Dataset items:
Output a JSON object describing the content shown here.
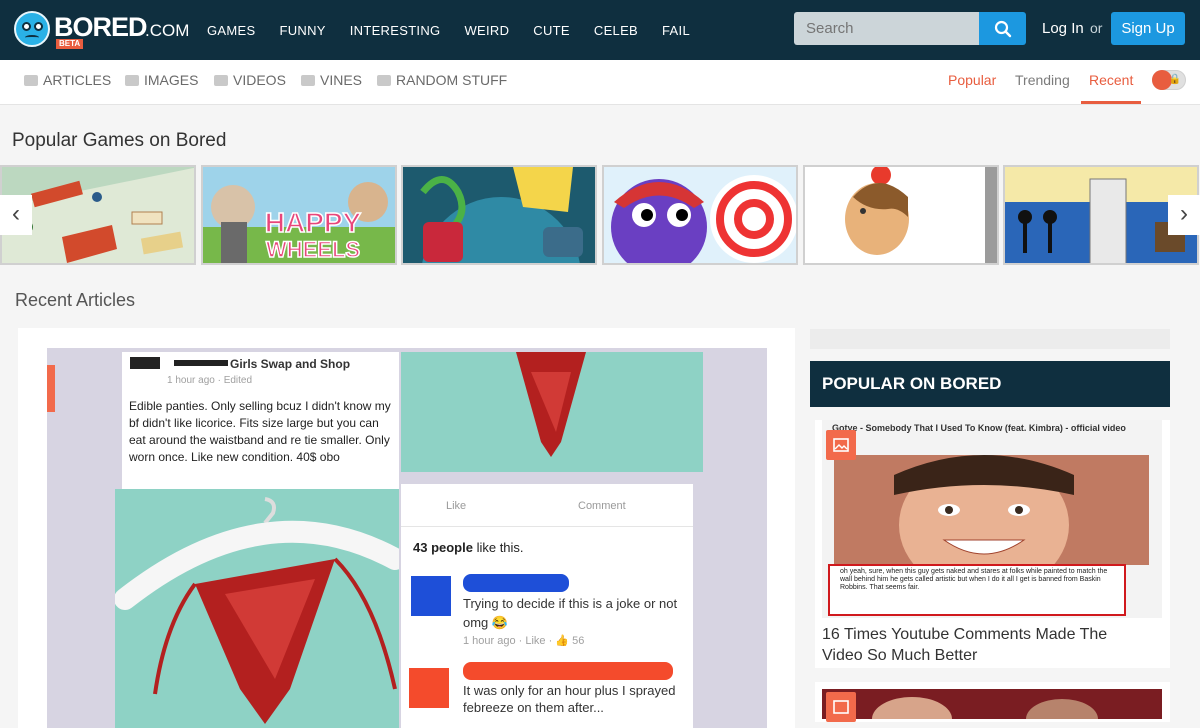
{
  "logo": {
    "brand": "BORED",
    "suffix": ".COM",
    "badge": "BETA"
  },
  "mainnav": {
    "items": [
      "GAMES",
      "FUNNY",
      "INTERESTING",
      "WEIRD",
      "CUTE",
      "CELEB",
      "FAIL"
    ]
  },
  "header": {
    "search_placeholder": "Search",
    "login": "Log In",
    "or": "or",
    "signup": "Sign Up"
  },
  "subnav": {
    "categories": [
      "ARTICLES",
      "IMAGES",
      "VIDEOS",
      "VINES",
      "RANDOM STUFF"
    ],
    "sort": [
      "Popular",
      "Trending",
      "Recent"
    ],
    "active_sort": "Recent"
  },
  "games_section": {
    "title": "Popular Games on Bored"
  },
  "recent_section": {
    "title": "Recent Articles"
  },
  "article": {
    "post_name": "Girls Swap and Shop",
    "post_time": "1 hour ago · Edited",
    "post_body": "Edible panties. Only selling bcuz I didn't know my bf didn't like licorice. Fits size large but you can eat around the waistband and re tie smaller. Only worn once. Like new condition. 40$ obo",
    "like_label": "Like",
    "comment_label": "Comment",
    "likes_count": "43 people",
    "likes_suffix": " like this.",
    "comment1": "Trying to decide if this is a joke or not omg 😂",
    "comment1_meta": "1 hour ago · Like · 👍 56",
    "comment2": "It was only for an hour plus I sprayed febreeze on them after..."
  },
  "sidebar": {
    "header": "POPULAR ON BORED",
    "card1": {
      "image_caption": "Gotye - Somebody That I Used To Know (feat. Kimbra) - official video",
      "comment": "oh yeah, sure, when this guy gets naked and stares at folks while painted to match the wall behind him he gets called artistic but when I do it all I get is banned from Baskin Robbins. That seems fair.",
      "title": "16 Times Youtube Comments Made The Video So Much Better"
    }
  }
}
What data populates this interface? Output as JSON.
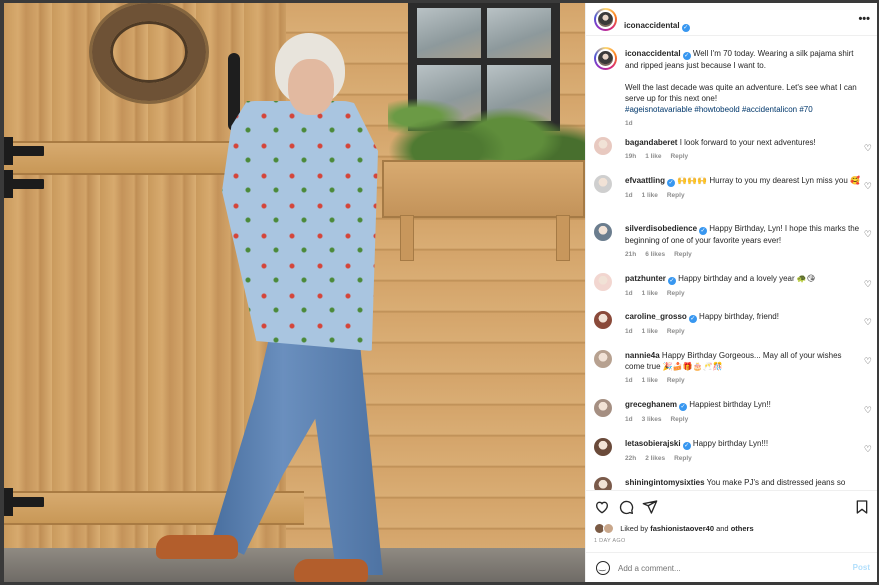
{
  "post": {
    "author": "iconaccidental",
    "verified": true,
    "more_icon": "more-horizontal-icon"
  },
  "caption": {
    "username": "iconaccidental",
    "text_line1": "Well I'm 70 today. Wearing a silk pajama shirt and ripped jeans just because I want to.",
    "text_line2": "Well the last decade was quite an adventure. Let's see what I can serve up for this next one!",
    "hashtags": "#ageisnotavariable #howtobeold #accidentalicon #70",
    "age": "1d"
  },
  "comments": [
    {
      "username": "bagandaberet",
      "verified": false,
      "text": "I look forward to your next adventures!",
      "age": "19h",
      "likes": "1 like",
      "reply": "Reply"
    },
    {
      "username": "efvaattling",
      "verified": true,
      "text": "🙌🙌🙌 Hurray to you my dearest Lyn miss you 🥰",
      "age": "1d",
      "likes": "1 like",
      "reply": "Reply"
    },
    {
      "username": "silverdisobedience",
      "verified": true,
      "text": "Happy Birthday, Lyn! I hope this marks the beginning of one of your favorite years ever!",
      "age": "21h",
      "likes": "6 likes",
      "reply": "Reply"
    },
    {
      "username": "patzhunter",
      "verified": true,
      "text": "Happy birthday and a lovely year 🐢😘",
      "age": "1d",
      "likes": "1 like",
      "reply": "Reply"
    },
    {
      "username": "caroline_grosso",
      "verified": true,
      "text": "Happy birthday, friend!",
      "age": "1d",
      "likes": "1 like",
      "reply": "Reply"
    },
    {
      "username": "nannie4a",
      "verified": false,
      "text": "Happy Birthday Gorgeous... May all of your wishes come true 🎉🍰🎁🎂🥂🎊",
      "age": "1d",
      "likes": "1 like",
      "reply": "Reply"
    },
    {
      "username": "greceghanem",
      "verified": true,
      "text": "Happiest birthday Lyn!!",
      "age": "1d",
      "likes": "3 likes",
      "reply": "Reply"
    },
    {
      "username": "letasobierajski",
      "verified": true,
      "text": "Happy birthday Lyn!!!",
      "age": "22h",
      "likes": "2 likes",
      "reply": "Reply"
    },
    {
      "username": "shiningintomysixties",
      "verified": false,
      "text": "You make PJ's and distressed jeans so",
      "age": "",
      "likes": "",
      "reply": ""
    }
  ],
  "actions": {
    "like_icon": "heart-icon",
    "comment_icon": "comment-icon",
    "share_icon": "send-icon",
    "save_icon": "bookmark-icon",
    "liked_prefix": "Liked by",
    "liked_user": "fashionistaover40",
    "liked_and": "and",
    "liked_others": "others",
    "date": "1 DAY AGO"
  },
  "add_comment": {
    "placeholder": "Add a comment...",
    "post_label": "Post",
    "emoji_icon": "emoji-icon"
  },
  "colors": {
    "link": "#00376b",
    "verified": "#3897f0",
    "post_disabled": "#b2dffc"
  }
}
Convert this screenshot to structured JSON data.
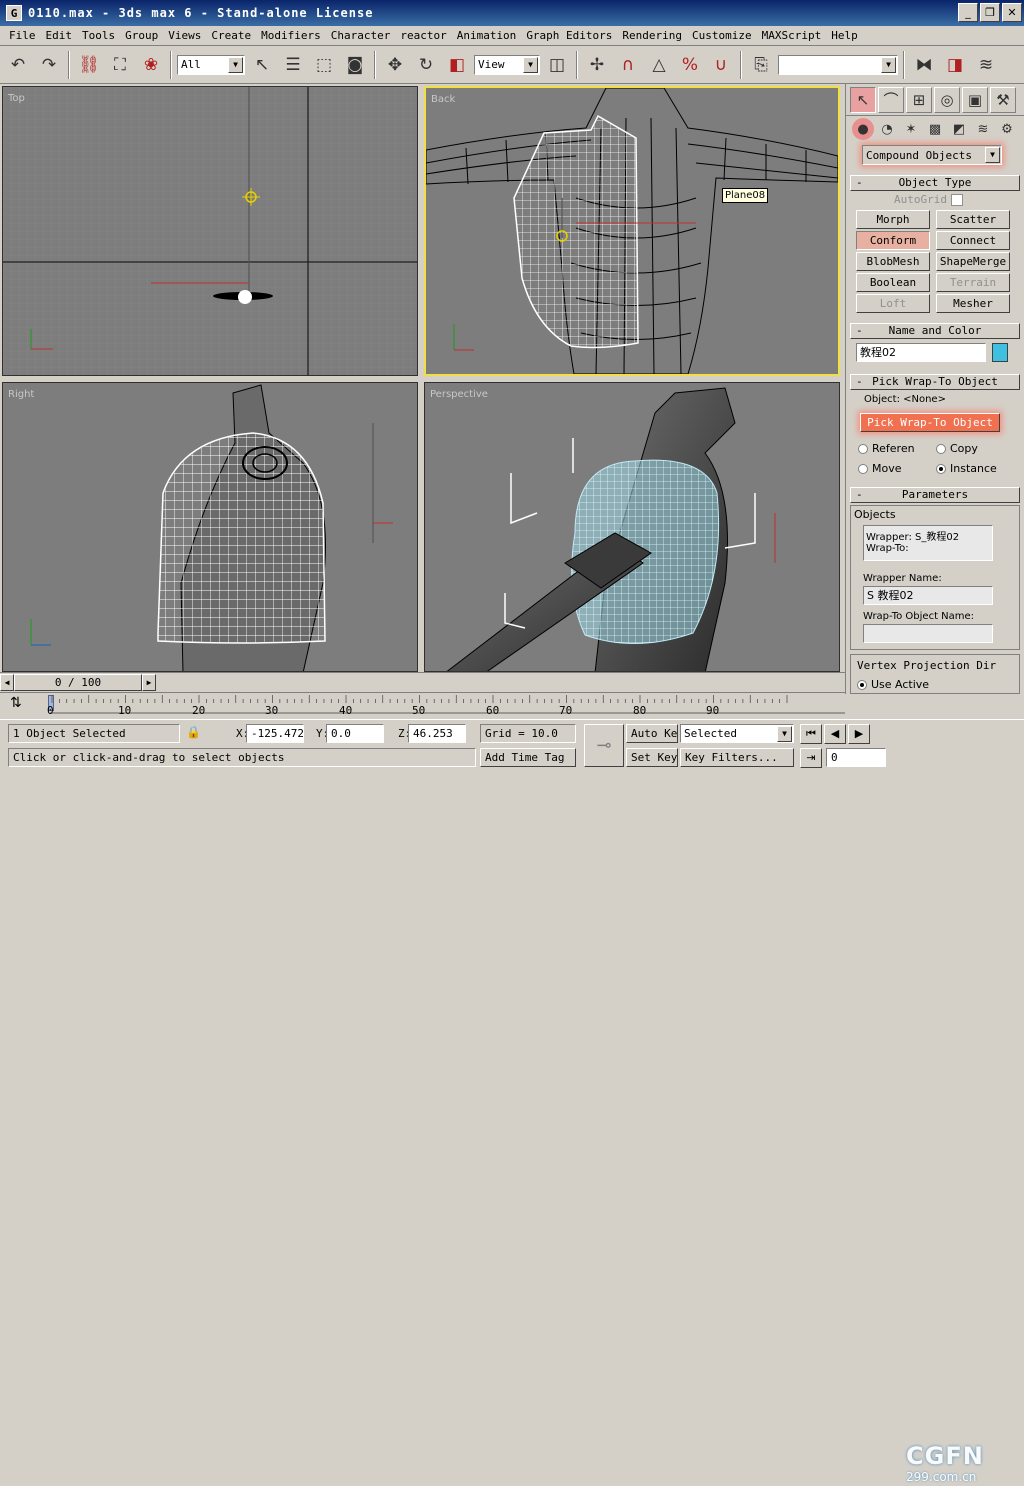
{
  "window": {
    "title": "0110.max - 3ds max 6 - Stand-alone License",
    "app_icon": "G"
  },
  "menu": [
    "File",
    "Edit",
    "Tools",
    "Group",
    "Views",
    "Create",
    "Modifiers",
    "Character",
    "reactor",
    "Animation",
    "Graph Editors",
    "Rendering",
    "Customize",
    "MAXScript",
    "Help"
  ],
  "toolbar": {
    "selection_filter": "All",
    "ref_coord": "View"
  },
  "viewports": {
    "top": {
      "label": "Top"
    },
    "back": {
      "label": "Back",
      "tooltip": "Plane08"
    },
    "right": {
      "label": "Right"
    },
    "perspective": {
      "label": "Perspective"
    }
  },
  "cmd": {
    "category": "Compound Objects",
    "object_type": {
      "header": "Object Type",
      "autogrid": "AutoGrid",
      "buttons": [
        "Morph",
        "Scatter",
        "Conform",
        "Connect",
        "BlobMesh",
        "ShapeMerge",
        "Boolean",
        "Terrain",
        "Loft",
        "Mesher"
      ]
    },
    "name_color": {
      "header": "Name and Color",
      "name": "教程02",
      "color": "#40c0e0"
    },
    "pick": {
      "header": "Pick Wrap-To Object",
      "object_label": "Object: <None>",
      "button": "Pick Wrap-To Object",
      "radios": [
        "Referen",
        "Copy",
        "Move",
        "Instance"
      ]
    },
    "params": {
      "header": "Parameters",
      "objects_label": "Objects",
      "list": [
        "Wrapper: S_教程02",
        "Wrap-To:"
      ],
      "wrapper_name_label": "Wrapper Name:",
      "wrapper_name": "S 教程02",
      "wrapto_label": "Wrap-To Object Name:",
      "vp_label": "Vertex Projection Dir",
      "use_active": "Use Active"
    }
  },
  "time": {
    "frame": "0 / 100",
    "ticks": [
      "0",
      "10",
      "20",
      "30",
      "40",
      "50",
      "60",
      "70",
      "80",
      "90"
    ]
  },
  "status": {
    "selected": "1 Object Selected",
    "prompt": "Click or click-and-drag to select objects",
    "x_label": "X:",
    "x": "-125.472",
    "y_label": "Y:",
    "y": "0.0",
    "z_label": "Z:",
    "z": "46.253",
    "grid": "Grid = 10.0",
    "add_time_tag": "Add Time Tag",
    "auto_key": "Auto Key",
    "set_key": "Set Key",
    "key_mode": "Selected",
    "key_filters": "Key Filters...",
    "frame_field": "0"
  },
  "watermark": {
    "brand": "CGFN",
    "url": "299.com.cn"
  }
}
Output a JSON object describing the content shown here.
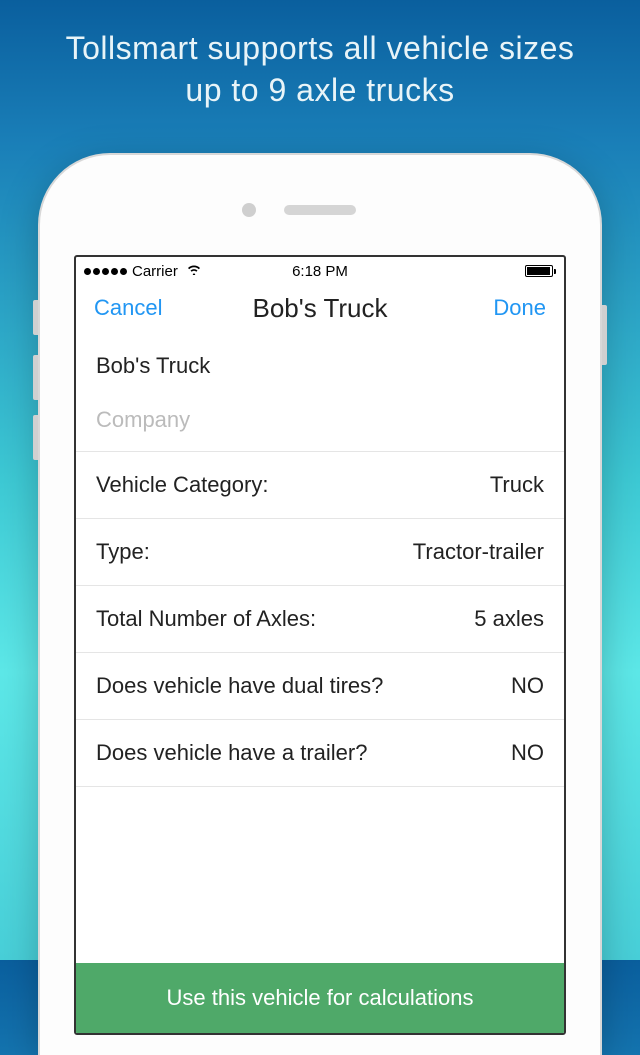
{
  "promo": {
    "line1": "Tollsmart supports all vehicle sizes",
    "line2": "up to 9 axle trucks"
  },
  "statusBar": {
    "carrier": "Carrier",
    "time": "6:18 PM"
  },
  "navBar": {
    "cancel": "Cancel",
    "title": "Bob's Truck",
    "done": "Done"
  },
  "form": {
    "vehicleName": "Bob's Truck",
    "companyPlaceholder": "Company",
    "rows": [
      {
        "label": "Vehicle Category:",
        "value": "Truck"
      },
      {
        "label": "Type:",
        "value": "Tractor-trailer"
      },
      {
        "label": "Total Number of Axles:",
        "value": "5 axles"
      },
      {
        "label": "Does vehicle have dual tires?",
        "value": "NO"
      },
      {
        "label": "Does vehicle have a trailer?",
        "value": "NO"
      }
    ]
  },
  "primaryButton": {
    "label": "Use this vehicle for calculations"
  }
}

= The problem =
Pick every line with "title" in it and copy it.

= Response to this task =
    "title": "Popular Games on Bored"
    "title": "Recent Articles"
      "title": "16 Times Youtube Comments Made The Video So Much Better"
    "title": "0110.max - 3ds max 6 - Stand-alone License",
    "title": "Bob's Truck",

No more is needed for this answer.